> **Description of the task**: Reproduce every entry in the listing without alteration.

(Excerpt from a dataset)
--------------------------------------------------
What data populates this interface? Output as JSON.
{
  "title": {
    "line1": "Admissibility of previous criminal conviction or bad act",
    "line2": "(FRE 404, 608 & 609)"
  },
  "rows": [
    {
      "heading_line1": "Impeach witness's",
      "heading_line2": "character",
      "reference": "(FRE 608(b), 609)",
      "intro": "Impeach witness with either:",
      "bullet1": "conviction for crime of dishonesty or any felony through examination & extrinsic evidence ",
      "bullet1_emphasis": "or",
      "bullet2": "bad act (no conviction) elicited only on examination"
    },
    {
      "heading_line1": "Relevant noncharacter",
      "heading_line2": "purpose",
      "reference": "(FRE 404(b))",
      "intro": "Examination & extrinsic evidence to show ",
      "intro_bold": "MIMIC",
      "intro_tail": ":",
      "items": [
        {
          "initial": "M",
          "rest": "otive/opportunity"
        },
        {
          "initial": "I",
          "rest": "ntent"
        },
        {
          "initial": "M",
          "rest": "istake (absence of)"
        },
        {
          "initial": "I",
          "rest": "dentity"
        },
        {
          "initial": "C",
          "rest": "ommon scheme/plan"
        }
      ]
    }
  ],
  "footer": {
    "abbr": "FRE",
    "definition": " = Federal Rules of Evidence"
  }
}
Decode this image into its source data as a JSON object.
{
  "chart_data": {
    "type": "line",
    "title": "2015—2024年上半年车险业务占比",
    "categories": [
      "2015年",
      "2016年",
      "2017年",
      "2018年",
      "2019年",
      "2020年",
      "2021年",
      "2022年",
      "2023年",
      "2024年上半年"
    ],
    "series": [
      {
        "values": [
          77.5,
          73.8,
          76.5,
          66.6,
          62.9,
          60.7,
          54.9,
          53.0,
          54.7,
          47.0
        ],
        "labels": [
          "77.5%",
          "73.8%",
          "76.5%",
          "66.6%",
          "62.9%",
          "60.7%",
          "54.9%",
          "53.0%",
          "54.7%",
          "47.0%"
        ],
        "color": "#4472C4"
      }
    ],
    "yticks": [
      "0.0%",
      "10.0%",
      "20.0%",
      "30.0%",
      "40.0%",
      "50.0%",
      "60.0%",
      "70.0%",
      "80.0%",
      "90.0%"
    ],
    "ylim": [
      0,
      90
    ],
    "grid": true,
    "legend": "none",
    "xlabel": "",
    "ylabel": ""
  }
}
--------------------------------------------------
> **Output of the task**:
What data populates this interface? Output as JSON.
{
  "title": {
    "line1": "Admissibility of previous criminal conviction or bad act",
    "line2": "(FRE 404, 608 & 609)"
  },
  "rows": [
    {
      "heading_line1": "Impeach witness's",
      "heading_line2": "character",
      "reference": "(FRE 608(b), 609)",
      "intro": "Impeach witness with either:",
      "bullet1": "conviction for crime of dishonesty or any felony through examination & extrinsic evidence ",
      "bullet1_emphasis": "or",
      "bullet2": "bad act (no conviction) elicited only on examination"
    },
    {
      "heading_line1": "Relevant noncharacter",
      "heading_line2": "purpose",
      "reference": "(FRE 404(b))",
      "intro": "Examination & extrinsic evidence to show ",
      "intro_bold": "MIMIC",
      "intro_tail": ":",
      "items": [
        {
          "initial": "M",
          "rest": "otive/opportunity"
        },
        {
          "initial": "I",
          "rest": "ntent"
        },
        {
          "initial": "M",
          "rest": "istake (absence of)"
        },
        {
          "initial": "I",
          "rest": "dentity"
        },
        {
          "initial": "C",
          "rest": "ommon scheme/plan"
        }
      ]
    }
  ],
  "footer": {
    "abbr": "FRE",
    "definition": " = Federal Rules of Evidence"
  }
}
Decode this image into its source data as a JSON object.
{
  "chart_data": {
    "type": "line",
    "title": "2015—2024年上半年车险业务占比",
    "categories": [
      "2015年",
      "2016年",
      "2017年",
      "2018年",
      "2019年",
      "2020年",
      "2021年",
      "2022年",
      "2023年",
      "2024年上半年"
    ],
    "series": [
      {
        "values": [
          77.5,
          73.8,
          76.5,
          66.6,
          62.9,
          60.7,
          54.9,
          53.0,
          54.7,
          47.0
        ],
        "labels": [
          "77.5%",
          "73.8%",
          "76.5%",
          "66.6%",
          "62.9%",
          "60.7%",
          "54.9%",
          "53.0%",
          "54.7%",
          "47.0%"
        ],
        "color": "#4472C4"
      }
    ],
    "yticks": [
      "0.0%",
      "10.0%",
      "20.0%",
      "30.0%",
      "40.0%",
      "50.0%",
      "60.0%",
      "70.0%",
      "80.0%",
      "90.0%"
    ],
    "ylim": [
      0,
      90
    ],
    "grid": true,
    "legend": "none",
    "xlabel": "",
    "ylabel": ""
  }
}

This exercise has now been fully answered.